### THE REQUEST
Write out the records word for word, with no pictures.

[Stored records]
++++++++++++++++++++

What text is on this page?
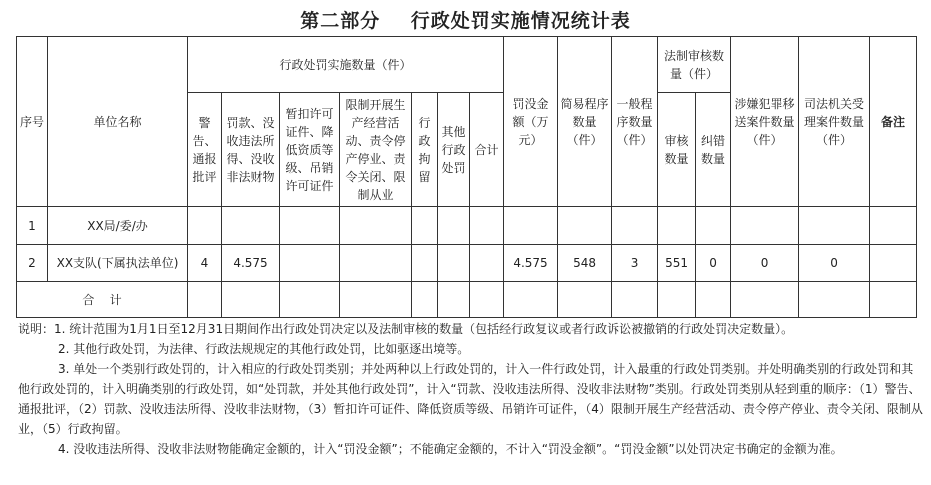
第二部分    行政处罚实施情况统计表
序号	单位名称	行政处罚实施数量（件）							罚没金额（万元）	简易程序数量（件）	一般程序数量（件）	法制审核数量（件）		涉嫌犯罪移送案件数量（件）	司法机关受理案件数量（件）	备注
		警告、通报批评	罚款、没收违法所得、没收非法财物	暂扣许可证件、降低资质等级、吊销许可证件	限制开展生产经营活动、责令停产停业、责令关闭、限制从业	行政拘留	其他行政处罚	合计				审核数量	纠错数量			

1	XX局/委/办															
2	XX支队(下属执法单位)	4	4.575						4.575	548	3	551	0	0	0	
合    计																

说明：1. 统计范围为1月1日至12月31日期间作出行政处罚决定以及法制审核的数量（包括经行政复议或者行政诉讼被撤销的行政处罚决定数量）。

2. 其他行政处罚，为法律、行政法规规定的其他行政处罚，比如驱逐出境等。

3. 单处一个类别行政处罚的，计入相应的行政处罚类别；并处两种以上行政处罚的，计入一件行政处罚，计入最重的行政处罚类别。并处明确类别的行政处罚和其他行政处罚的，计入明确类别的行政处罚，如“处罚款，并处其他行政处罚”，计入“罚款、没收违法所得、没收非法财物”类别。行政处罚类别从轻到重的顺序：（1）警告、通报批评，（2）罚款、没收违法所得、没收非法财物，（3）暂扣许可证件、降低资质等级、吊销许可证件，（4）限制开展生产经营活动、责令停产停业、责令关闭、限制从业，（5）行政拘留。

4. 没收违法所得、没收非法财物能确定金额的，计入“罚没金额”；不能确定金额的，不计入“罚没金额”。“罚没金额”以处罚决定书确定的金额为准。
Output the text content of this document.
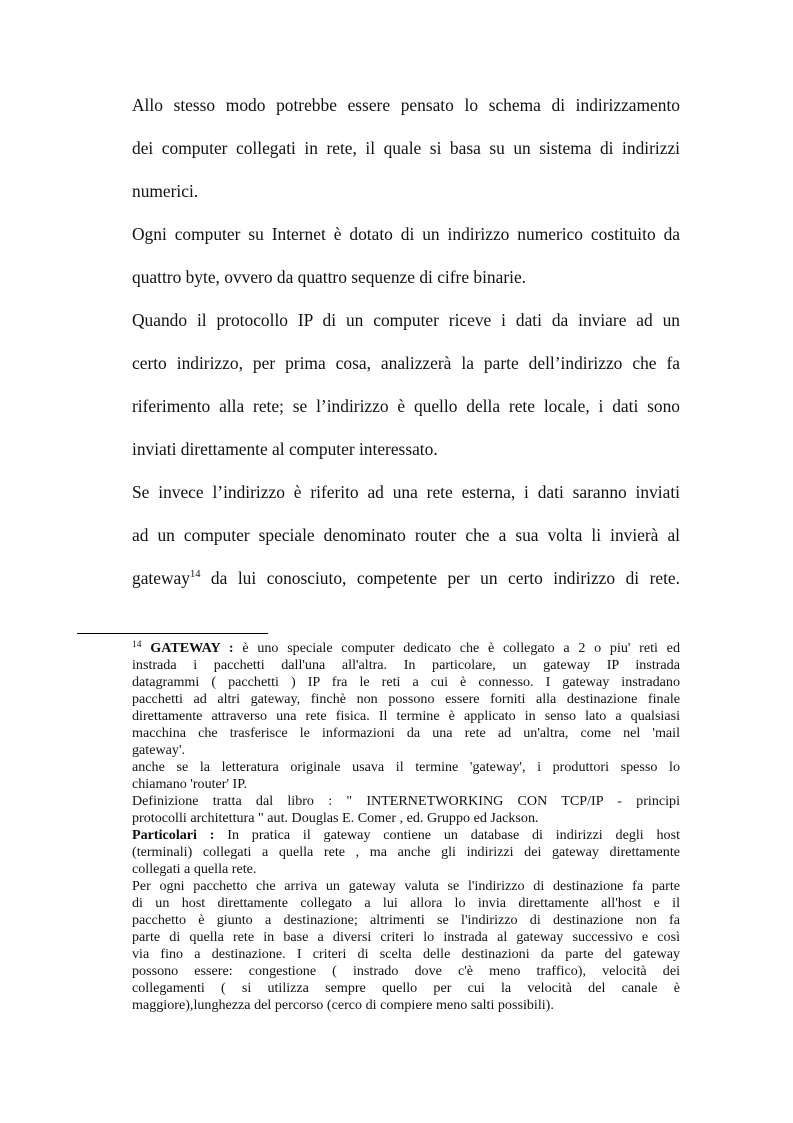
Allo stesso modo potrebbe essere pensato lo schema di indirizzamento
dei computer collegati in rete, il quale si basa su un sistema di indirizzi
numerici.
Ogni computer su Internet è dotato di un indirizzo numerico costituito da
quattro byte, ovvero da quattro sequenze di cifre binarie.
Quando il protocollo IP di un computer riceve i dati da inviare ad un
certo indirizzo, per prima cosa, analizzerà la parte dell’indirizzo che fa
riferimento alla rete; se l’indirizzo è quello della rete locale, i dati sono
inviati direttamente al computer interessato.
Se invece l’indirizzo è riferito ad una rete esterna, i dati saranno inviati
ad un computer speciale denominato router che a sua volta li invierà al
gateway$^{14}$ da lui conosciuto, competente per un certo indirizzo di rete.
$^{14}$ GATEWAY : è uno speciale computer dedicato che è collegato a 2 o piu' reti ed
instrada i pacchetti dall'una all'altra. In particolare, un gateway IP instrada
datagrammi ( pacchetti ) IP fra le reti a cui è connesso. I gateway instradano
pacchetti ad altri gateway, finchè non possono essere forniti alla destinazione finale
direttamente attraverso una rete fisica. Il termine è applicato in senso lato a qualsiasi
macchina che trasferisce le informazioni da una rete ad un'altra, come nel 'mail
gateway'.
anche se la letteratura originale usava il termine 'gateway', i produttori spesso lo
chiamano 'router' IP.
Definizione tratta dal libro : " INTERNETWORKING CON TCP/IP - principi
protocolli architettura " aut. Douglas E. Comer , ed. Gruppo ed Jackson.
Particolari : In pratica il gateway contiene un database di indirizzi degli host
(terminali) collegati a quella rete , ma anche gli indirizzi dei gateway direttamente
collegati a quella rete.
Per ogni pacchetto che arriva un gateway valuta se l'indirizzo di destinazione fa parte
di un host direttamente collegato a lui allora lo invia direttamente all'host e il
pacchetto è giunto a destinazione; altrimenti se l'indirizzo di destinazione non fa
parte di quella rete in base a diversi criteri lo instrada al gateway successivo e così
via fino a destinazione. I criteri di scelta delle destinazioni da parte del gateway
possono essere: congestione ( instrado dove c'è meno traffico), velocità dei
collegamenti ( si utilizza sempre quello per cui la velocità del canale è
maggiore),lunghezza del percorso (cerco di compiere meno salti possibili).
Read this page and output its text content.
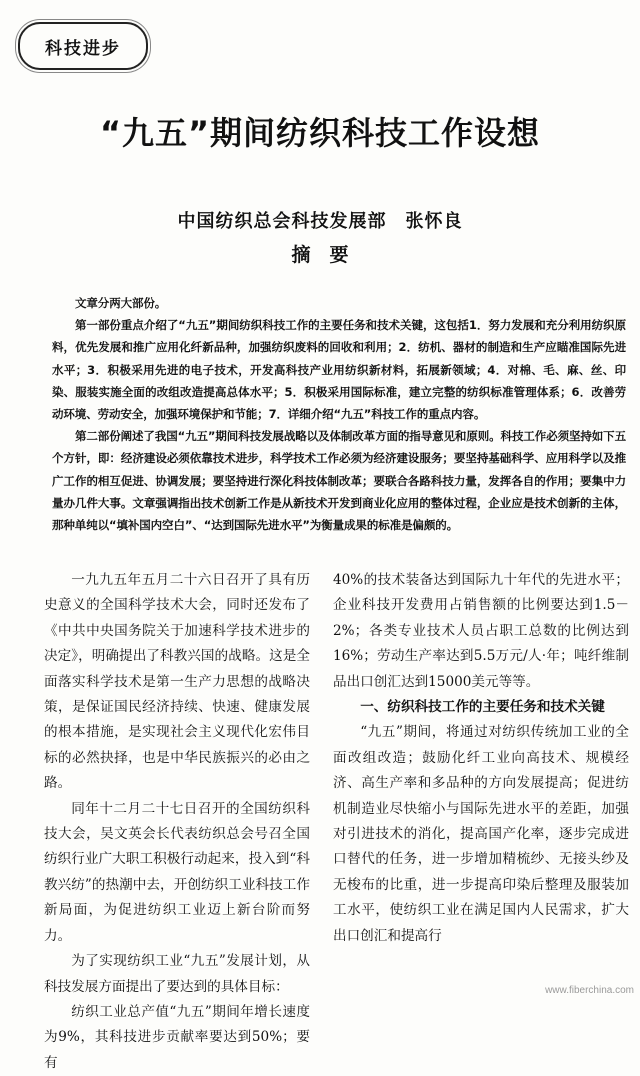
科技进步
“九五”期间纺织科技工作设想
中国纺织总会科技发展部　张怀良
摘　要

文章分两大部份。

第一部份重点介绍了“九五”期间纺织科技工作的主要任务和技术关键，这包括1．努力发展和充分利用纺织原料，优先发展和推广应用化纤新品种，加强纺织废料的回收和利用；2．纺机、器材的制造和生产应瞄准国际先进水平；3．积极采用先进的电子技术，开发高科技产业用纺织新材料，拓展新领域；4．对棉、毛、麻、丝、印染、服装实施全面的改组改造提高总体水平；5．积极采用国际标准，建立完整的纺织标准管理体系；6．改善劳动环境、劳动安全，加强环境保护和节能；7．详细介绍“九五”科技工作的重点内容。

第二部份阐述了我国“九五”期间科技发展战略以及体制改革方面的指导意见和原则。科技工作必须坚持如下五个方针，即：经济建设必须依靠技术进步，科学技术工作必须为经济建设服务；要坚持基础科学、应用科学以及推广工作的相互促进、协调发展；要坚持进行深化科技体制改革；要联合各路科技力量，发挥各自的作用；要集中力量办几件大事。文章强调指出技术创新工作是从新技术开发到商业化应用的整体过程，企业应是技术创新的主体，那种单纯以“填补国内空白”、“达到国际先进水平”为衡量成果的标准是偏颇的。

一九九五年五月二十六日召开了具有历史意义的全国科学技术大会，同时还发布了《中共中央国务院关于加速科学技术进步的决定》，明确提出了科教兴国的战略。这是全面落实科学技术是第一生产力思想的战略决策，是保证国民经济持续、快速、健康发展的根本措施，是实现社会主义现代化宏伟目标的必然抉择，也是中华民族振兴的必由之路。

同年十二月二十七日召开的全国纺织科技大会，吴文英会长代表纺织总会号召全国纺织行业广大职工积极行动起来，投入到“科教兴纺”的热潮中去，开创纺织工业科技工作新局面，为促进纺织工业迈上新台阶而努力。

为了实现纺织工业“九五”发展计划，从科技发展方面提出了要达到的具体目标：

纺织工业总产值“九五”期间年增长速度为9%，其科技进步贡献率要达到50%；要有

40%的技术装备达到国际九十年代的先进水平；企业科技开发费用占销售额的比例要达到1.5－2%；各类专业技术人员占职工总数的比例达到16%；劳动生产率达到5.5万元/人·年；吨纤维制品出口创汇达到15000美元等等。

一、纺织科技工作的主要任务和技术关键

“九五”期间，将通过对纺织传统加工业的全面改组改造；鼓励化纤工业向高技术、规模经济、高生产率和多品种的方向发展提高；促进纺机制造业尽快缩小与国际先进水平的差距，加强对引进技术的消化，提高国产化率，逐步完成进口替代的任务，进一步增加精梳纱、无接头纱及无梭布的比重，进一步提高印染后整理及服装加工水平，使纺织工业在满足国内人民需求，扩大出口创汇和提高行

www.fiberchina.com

++++++++++++++++++++

### TASK OUTPUT
What text is on this page?
第二部分    行政处罚实施情况统计表
序号	单位名称	行政处罚实施数量（件）							罚没金额（万元）	简易程序数量（件）	一般程序数量（件）	法制审核数量（件）		涉嫌犯罪移送案件数量（件）	司法机关受理案件数量（件）	备注
		警告、通报批评	罚款、没收违法所得、没收非法财物	暂扣许可证件、降低资质等级、吊销许可证件	限制开展生产经营活动、责令停产停业、责令关闭、限制从业	行政拘留	其他行政处罚	合计				审核数量	纠错数量			

1	XX局/委/办															
2	XX支队(下属执法单位)	4	4.575						4.575	548	3	551	0	0	0	
合    计																

说明：1. 统计范围为1月1日至12月31日期间作出行政处罚决定以及法制审核的数量（包括经行政复议或者行政诉讼被撤销的行政处罚决定数量）。

2. 其他行政处罚，为法律、行政法规规定的其他行政处罚，比如驱逐出境等。

3. 单处一个类别行政处罚的，计入相应的行政处罚类别；并处两种以上行政处罚的，计入一件行政处罚，计入最重的行政处罚类别。并处明确类别的行政处罚和其他行政处罚的，计入明确类别的行政处罚，如“处罚款，并处其他行政处罚”，计入“罚款、没收违法所得、没收非法财物”类别。行政处罚类别从轻到重的顺序：（1）警告、通报批评，（2）罚款、没收违法所得、没收非法财物，（3）暂扣许可证件、降低资质等级、吊销许可证件，（4）限制开展生产经营活动、责令停产停业、责令关闭、限制从业，（5）行政拘留。

4. 没收违法所得、没收非法财物能确定金额的，计入“罚没金额”；不能确定金额的，不计入“罚没金额”。“罚没金额”以处罚决定书确定的金额为准。
Output the text content of this document.
Allo stesso modo potrebbe essere pensato lo schema di indirizzamento
dei computer collegati in rete, il quale si basa su un sistema di indirizzi
numerici.
Ogni computer su Internet è dotato di un indirizzo numerico costituito da
quattro byte, ovvero da quattro sequenze di cifre binarie.
Quando il protocollo IP di un computer riceve i dati da inviare ad un
certo indirizzo, per prima cosa, analizzerà la parte dell’indirizzo che fa
riferimento alla rete; se l’indirizzo è quello della rete locale, i dati sono
inviati direttamente al computer interessato.
Se invece l’indirizzo è riferito ad una rete esterna, i dati saranno inviati
ad un computer speciale denominato router che a sua volta li invierà al
gateway$^{14}$ da lui conosciuto, competente per un certo indirizzo di rete.
$^{14}$ GATEWAY : è uno speciale computer dedicato che è collegato a 2 o piu' reti ed
instrada i pacchetti dall'una all'altra. In particolare, un gateway IP instrada
datagrammi ( pacchetti ) IP fra le reti a cui è connesso. I gateway instradano
pacchetti ad altri gateway, finchè non possono essere forniti alla destinazione finale
direttamente attraverso una rete fisica. Il termine è applicato in senso lato a qualsiasi
macchina che trasferisce le informazioni da una rete ad un'altra, come nel 'mail
gateway'.
anche se la letteratura originale usava il termine 'gateway', i produttori spesso lo
chiamano 'router' IP.
Definizione tratta dal libro : " INTERNETWORKING CON TCP/IP - principi
protocolli architettura " aut. Douglas E. Comer , ed. Gruppo ed Jackson.
Particolari : In pratica il gateway contiene un database di indirizzi degli host
(terminali) collegati a quella rete , ma anche gli indirizzi dei gateway direttamente
collegati a quella rete.
Per ogni pacchetto che arriva un gateway valuta se l'indirizzo di destinazione fa parte
di un host direttamente collegato a lui allora lo invia direttamente all'host e il
pacchetto è giunto a destinazione; altrimenti se l'indirizzo di destinazione non fa
parte di quella rete in base a diversi criteri lo instrada al gateway successivo e così
via fino a destinazione. I criteri di scelta delle destinazioni da parte del gateway
possono essere: congestione ( instrado dove c'è meno traffico), velocità dei
collegamenti ( si utilizza sempre quello per cui la velocità del canale è
maggiore),lunghezza del percorso (cerco di compiere meno salti possibili).
Read this page and output its text content.
科技进步
“九五”期间纺织科技工作设想
中国纺织总会科技发展部　张怀良
摘　要

文章分两大部份。

第一部份重点介绍了“九五”期间纺织科技工作的主要任务和技术关键，这包括1．努力发展和充分利用纺织原料，优先发展和推广应用化纤新品种，加强纺织废料的回收和利用；2．纺机、器材的制造和生产应瞄准国际先进水平；3．积极采用先进的电子技术，开发高科技产业用纺织新材料，拓展新领域；4．对棉、毛、麻、丝、印染、服装实施全面的改组改造提高总体水平；5．积极采用国际标准，建立完整的纺织标准管理体系；6．改善劳动环境、劳动安全，加强环境保护和节能；7．详细介绍“九五”科技工作的重点内容。

第二部份阐述了我国“九五”期间科技发展战略以及体制改革方面的指导意见和原则。科技工作必须坚持如下五个方针，即：经济建设必须依靠技术进步，科学技术工作必须为经济建设服务；要坚持基础科学、应用科学以及推广工作的相互促进、协调发展；要坚持进行深化科技体制改革；要联合各路科技力量，发挥各自的作用；要集中力量办几件大事。文章强调指出技术创新工作是从新技术开发到商业化应用的整体过程，企业应是技术创新的主体，那种单纯以“填补国内空白”、“达到国际先进水平”为衡量成果的标准是偏颇的。

一九九五年五月二十六日召开了具有历史意义的全国科学技术大会，同时还发布了《中共中央国务院关于加速科学技术进步的决定》，明确提出了科教兴国的战略。这是全面落实科学技术是第一生产力思想的战略决策，是保证国民经济持续、快速、健康发展的根本措施，是实现社会主义现代化宏伟目标的必然抉择，也是中华民族振兴的必由之路。

同年十二月二十七日召开的全国纺织科技大会，吴文英会长代表纺织总会号召全国纺织行业广大职工积极行动起来，投入到“科教兴纺”的热潮中去，开创纺织工业科技工作新局面，为促进纺织工业迈上新台阶而努力。

为了实现纺织工业“九五”发展计划，从科技发展方面提出了要达到的具体目标：

纺织工业总产值“九五”期间年增长速度为9%，其科技进步贡献率要达到50%；要有

40%的技术装备达到国际九十年代的先进水平；企业科技开发费用占销售额的比例要达到1.5－2%；各类专业技术人员占职工总数的比例达到16%；劳动生产率达到5.5万元/人·年；吨纤维制品出口创汇达到15000美元等等。

一、纺织科技工作的主要任务和技术关键

“九五”期间，将通过对纺织传统加工业的全面改组改造；鼓励化纤工业向高技术、规模经济、高生产率和多品种的方向发展提高；促进纺机制造业尽快缩小与国际先进水平的差距，加强对引进技术的消化，提高国产化率，逐步完成进口替代的任务，进一步增加精梳纱、无接头纱及无梭布的比重，进一步提高印染后整理及服装加工水平，使纺织工业在满足国内人民需求，扩大出口创汇和提高行

www.fiberchina.com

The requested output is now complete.